> [Stored records]
--------------------------------------------------
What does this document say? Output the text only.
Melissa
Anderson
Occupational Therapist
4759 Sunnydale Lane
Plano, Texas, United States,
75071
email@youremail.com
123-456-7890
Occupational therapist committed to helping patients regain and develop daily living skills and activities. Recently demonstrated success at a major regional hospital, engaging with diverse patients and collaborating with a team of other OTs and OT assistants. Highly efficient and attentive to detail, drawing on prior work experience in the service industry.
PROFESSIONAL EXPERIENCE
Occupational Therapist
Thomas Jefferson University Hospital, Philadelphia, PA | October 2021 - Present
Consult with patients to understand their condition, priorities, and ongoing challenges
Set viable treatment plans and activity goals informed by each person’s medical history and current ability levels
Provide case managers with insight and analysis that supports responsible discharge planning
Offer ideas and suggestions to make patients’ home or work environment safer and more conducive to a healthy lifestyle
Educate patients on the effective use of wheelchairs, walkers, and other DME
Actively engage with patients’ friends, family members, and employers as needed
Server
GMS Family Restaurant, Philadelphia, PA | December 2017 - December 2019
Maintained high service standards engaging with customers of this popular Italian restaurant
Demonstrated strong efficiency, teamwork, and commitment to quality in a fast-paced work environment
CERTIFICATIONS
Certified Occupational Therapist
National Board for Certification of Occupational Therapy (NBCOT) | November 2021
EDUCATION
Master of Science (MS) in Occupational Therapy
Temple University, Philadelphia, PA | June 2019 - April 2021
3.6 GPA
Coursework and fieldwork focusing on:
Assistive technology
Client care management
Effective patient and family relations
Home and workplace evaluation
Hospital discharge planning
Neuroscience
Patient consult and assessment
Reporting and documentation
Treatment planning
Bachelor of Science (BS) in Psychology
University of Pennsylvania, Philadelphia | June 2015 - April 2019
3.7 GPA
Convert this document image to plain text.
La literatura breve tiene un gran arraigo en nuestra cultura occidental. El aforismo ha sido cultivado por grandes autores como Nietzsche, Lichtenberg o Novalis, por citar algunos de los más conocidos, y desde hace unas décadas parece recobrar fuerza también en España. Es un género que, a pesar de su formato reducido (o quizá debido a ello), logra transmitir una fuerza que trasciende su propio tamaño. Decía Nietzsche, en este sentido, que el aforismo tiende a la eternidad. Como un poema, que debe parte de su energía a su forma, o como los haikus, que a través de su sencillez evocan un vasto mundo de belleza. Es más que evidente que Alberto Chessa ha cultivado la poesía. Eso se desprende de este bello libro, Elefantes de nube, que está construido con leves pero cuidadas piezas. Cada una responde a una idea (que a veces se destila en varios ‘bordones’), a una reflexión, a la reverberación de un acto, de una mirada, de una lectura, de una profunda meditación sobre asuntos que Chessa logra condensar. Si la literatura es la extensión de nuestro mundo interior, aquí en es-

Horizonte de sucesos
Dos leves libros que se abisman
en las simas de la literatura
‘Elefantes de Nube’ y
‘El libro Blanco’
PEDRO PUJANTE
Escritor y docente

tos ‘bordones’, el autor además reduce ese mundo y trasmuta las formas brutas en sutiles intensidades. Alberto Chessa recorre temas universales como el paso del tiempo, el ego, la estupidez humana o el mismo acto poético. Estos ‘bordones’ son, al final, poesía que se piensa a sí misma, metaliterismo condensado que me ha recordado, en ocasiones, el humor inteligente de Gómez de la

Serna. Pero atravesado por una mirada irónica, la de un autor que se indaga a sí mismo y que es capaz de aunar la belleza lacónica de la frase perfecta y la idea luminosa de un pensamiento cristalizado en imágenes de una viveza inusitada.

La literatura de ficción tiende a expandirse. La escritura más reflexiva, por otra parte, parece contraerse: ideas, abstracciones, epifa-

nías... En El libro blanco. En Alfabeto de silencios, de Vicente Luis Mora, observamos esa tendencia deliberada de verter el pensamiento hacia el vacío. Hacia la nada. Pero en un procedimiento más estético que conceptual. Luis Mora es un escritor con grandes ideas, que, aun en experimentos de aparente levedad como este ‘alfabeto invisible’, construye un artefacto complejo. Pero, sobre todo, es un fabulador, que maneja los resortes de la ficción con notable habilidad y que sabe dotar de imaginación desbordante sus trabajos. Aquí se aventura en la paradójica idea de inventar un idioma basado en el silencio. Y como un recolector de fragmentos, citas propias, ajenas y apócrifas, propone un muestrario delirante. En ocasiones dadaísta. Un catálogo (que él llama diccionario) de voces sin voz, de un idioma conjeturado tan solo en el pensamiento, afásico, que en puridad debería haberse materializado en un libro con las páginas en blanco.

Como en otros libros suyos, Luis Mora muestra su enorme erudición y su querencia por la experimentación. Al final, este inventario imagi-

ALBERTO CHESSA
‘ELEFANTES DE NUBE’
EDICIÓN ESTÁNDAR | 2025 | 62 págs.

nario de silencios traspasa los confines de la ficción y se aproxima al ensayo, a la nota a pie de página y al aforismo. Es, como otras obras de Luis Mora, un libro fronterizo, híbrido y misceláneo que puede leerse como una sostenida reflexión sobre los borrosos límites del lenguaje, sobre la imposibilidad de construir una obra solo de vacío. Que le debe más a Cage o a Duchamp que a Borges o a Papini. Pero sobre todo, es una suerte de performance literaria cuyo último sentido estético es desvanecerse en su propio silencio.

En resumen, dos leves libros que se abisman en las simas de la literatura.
--------------------------------------------------
> [What this task involves]
Word for word, repeat every entry listed above.

> [Written solution]
What does this document say? Output the text only.
Melissa
Anderson
Occupational Therapist
4759 Sunnydale Lane
Plano, Texas, United States,
75071
email@youremail.com
123-456-7890
Occupational therapist committed to helping patients regain and develop daily living skills and activities. Recently demonstrated success at a major regional hospital, engaging with diverse patients and collaborating with a team of other OTs and OT assistants. Highly efficient and attentive to detail, drawing on prior work experience in the service industry.
PROFESSIONAL EXPERIENCE
Occupational Therapist
Thomas Jefferson University Hospital, Philadelphia, PA | October 2021 - Present
Consult with patients to understand their condition, priorities, and ongoing challenges
Set viable treatment plans and activity goals informed by each person’s medical history and current ability levels
Provide case managers with insight and analysis that supports responsible discharge planning
Offer ideas and suggestions to make patients’ home or work environment safer and more conducive to a healthy lifestyle
Educate patients on the effective use of wheelchairs, walkers, and other DME
Actively engage with patients’ friends, family members, and employers as needed
Server
GMS Family Restaurant, Philadelphia, PA | December 2017 - December 2019
Maintained high service standards engaging with customers of this popular Italian restaurant
Demonstrated strong efficiency, teamwork, and commitment to quality in a fast-paced work environment
CERTIFICATIONS
Certified Occupational Therapist
National Board for Certification of Occupational Therapy (NBCOT) | November 2021
EDUCATION
Master of Science (MS) in Occupational Therapy
Temple University, Philadelphia, PA | June 2019 - April 2021
3.6 GPA
Coursework and fieldwork focusing on:
Assistive technology
Client care management
Effective patient and family relations
Home and workplace evaluation
Hospital discharge planning
Neuroscience
Patient consult and assessment
Reporting and documentation
Treatment planning
Bachelor of Science (BS) in Psychology
University of Pennsylvania, Philadelphia | June 2015 - April 2019
3.7 GPA
Convert this document image to plain text.
La literatura breve tiene un gran arraigo en nuestra cultura occidental. El aforismo ha sido cultivado por grandes autores como Nietzsche, Lichtenberg o Novalis, por citar algunos de los más conocidos, y desde hace unas décadas parece recobrar fuerza también en España. Es un género que, a pesar de su formato reducido (o quizá debido a ello), logra transmitir una fuerza que trasciende su propio tamaño. Decía Nietzsche, en este sentido, que el aforismo tiende a la eternidad. Como un poema, que debe parte de su energía a su forma, o como los haikus, que a través de su sencillez evocan un vasto mundo de belleza. Es más que evidente que Alberto Chessa ha cultivado la poesía. Eso se desprende de este bello libro, Elefantes de nube, que está construido con leves pero cuidadas piezas. Cada una responde a una idea (que a veces se destila en varios ‘bordones’), a una reflexión, a la reverberación de un acto, de una mirada, de una lectura, de una profunda meditación sobre asuntos que Chessa logra condensar. Si la literatura es la extensión de nuestro mundo interior, aquí en es-

Horizonte de sucesos
Dos leves libros que se abisman
en las simas de la literatura
‘Elefantes de Nube’ y
‘El libro Blanco’
PEDRO PUJANTE
Escritor y docente

tos ‘bordones’, el autor además reduce ese mundo y trasmuta las formas brutas en sutiles intensidades. Alberto Chessa recorre temas universales como el paso del tiempo, el ego, la estupidez humana o el mismo acto poético. Estos ‘bordones’ son, al final, poesía que se piensa a sí misma, metaliterismo condensado que me ha recordado, en ocasiones, el humor inteligente de Gómez de la

Serna. Pero atravesado por una mirada irónica, la de un autor que se indaga a sí mismo y que es capaz de aunar la belleza lacónica de la frase perfecta y la idea luminosa de un pensamiento cristalizado en imágenes de una viveza inusitada.

La literatura de ficción tiende a expandirse. La escritura más reflexiva, por otra parte, parece contraerse: ideas, abstracciones, epifa-

nías... En El libro blanco. En Alfabeto de silencios, de Vicente Luis Mora, observamos esa tendencia deliberada de verter el pensamiento hacia el vacío. Hacia la nada. Pero en un procedimiento más estético que conceptual. Luis Mora es un escritor con grandes ideas, que, aun en experimentos de aparente levedad como este ‘alfabeto invisible’, construye un artefacto complejo. Pero, sobre todo, es un fabulador, que maneja los resortes de la ficción con notable habilidad y que sabe dotar de imaginación desbordante sus trabajos. Aquí se aventura en la paradójica idea de inventar un idioma basado en el silencio. Y como un recolector de fragmentos, citas propias, ajenas y apócrifas, propone un muestrario delirante. En ocasiones dadaísta. Un catálogo (que él llama diccionario) de voces sin voz, de un idioma conjeturado tan solo en el pensamiento, afásico, que en puridad debería haberse materializado en un libro con las páginas en blanco.

Como en otros libros suyos, Luis Mora muestra su enorme erudición y su querencia por la experimentación. Al final, este inventario imagi-

ALBERTO CHESSA
‘ELEFANTES DE NUBE’
EDICIÓN ESTÁNDAR | 2025 | 62 págs.

nario de silencios traspasa los confines de la ficción y se aproxima al ensayo, a la nota a pie de página y al aforismo. Es, como otras obras de Luis Mora, un libro fronterizo, híbrido y misceláneo que puede leerse como una sostenida reflexión sobre los borrosos límites del lenguaje, sobre la imposibilidad de construir una obra solo de vacío. Que le debe más a Cage o a Duchamp que a Borges o a Papini. Pero sobre todo, es una suerte de performance literaria cuyo último sentido estético es desvanecerse en su propio silencio.

En resumen, dos leves libros que se abisman en las simas de la literatura.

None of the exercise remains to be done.